▸ **What needs to be done**:
For each line below that contains the string "SCHOOLS", copy that line.

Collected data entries
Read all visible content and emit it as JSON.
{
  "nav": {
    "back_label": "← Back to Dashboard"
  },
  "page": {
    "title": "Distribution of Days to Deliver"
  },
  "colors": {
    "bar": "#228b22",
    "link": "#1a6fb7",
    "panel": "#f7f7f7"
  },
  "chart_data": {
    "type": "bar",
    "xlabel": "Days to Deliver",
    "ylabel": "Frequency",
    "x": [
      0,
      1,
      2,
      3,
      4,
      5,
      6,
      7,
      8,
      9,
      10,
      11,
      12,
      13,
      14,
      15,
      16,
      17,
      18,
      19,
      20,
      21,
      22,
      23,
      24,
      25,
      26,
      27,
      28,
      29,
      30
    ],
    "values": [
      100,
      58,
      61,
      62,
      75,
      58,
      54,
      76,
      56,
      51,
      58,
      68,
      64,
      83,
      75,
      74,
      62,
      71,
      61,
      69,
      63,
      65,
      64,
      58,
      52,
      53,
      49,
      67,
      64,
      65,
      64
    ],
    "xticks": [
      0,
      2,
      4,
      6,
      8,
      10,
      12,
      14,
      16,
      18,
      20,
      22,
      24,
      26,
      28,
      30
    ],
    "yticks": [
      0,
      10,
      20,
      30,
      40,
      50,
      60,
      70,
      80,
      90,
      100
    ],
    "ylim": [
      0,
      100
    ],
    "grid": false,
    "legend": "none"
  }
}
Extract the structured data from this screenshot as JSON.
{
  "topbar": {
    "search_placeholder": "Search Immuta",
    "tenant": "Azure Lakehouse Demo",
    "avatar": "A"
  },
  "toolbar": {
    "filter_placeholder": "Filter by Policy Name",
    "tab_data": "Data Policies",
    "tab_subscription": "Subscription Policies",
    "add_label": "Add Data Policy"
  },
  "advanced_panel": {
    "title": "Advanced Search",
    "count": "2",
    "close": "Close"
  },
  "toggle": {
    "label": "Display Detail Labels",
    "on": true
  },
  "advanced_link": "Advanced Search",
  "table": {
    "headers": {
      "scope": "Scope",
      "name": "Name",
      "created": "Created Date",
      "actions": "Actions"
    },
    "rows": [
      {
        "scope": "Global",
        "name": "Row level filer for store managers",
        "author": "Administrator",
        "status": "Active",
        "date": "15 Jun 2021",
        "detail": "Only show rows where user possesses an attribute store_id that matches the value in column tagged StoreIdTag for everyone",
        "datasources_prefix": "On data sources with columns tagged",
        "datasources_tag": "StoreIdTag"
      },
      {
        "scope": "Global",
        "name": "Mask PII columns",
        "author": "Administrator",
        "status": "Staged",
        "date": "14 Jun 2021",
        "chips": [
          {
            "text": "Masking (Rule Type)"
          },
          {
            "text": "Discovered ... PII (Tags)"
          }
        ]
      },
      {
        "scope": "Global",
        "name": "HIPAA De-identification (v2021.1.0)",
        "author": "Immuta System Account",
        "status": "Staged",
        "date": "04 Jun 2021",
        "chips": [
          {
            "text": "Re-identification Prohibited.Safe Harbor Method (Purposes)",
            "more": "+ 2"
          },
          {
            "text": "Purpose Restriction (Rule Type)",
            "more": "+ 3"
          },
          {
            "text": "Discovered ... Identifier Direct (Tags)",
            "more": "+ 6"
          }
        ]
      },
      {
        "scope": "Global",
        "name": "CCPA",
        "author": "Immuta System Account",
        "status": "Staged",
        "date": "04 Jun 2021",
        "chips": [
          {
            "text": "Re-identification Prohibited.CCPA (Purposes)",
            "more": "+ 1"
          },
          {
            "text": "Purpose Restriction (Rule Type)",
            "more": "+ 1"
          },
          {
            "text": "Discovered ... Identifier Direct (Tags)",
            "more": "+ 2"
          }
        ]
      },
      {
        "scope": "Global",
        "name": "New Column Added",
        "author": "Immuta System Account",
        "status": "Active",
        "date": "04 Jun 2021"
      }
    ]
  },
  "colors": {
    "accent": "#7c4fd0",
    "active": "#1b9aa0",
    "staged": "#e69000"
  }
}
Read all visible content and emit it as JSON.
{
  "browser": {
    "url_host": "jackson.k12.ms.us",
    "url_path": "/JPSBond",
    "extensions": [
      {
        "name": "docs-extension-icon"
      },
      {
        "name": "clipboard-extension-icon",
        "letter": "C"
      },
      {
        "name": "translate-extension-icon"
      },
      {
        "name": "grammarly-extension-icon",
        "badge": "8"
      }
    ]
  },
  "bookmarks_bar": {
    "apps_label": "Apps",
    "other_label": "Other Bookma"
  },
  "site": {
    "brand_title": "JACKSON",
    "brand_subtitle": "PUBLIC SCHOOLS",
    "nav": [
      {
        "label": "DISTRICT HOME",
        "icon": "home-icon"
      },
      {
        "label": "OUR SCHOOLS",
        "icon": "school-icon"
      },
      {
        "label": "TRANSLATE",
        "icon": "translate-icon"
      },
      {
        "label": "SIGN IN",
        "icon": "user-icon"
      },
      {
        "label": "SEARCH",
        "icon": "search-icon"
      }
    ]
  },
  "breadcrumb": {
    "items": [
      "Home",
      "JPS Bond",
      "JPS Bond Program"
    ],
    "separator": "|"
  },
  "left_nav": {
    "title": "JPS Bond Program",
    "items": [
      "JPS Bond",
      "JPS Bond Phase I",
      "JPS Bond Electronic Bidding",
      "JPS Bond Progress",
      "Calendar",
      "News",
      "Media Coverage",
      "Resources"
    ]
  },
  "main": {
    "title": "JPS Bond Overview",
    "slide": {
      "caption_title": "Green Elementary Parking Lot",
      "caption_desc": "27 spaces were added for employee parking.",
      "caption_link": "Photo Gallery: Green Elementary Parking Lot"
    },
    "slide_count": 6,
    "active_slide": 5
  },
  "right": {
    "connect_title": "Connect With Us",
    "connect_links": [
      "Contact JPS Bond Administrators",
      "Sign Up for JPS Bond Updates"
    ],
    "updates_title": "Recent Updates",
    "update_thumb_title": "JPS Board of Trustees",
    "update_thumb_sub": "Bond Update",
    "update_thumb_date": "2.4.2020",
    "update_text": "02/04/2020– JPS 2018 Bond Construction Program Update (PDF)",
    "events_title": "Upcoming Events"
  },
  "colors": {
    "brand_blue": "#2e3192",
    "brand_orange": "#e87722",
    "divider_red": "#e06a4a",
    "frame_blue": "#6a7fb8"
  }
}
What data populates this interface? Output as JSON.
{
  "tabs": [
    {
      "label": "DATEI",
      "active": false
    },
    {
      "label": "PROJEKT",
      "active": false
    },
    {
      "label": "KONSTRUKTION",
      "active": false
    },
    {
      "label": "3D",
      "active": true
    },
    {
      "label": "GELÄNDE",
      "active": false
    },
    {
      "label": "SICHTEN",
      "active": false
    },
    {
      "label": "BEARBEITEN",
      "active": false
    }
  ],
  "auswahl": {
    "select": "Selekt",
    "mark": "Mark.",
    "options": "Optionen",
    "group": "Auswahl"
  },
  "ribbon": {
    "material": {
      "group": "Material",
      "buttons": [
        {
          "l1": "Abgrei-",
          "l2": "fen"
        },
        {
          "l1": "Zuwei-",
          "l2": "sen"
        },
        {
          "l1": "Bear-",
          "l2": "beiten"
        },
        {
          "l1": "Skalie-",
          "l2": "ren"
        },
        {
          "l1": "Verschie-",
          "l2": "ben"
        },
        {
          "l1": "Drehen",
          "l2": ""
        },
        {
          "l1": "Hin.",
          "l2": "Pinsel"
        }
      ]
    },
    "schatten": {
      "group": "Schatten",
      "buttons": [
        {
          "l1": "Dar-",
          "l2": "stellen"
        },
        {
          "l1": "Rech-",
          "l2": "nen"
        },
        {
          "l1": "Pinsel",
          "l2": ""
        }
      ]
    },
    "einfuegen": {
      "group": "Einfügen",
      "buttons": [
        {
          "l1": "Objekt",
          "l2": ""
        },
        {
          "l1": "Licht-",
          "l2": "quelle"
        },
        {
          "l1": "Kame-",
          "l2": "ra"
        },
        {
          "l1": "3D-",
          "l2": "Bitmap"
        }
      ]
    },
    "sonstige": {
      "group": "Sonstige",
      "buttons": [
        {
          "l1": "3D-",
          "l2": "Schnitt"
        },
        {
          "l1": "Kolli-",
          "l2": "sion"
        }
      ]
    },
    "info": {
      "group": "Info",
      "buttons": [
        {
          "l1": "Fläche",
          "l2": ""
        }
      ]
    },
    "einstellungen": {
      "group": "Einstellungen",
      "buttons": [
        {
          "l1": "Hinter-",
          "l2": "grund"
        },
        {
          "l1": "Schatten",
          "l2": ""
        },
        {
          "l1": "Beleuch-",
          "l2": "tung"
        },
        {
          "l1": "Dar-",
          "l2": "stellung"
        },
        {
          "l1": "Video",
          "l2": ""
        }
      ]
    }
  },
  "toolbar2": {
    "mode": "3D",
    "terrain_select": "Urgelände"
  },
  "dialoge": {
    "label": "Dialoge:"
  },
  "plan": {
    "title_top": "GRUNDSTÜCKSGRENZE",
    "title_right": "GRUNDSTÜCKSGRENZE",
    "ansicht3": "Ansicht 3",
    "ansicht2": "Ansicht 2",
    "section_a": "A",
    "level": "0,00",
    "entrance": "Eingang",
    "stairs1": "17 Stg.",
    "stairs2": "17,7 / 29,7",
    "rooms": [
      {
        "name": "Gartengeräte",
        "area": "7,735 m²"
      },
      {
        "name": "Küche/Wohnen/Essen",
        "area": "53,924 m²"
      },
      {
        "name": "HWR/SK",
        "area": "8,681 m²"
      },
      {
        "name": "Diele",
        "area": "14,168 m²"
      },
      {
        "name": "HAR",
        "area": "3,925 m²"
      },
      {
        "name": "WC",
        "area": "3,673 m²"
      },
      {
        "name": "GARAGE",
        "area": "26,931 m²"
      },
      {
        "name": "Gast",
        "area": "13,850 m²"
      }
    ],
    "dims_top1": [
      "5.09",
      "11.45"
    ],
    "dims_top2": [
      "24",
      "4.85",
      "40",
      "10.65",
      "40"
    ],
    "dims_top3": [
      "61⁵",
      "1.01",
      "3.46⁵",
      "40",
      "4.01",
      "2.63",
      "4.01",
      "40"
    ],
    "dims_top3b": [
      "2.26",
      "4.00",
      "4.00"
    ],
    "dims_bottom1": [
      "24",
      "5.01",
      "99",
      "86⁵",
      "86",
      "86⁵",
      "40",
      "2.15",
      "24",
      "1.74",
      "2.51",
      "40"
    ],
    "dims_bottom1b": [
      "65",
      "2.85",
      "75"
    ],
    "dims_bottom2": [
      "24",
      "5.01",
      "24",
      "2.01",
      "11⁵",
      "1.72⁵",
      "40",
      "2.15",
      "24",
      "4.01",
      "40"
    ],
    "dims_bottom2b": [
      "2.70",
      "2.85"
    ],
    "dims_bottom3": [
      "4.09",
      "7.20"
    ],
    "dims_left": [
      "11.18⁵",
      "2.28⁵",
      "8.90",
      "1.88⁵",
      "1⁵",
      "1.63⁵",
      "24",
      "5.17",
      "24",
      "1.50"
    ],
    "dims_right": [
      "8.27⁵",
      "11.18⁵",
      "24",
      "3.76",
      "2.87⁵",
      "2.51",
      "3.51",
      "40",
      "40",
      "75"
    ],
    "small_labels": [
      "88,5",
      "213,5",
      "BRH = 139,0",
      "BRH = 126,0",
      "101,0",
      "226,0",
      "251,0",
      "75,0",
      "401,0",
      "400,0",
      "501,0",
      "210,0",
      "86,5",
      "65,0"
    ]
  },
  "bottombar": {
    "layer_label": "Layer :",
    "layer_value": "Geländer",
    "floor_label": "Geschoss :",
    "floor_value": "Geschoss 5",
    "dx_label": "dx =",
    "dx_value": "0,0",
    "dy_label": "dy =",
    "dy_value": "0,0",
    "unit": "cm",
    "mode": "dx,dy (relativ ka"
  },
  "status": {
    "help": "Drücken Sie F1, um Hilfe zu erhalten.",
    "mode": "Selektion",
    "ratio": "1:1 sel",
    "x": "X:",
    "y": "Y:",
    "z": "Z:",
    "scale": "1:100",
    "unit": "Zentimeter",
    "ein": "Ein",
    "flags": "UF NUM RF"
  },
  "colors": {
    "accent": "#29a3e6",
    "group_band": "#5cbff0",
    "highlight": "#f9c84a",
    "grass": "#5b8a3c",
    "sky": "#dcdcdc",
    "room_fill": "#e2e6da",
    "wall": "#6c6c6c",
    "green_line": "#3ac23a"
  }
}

▸ **Result of the task**:
    "brand_subtitle": "PUBLIC SCHOOLS",
        "label": "OUR SCHOOLS",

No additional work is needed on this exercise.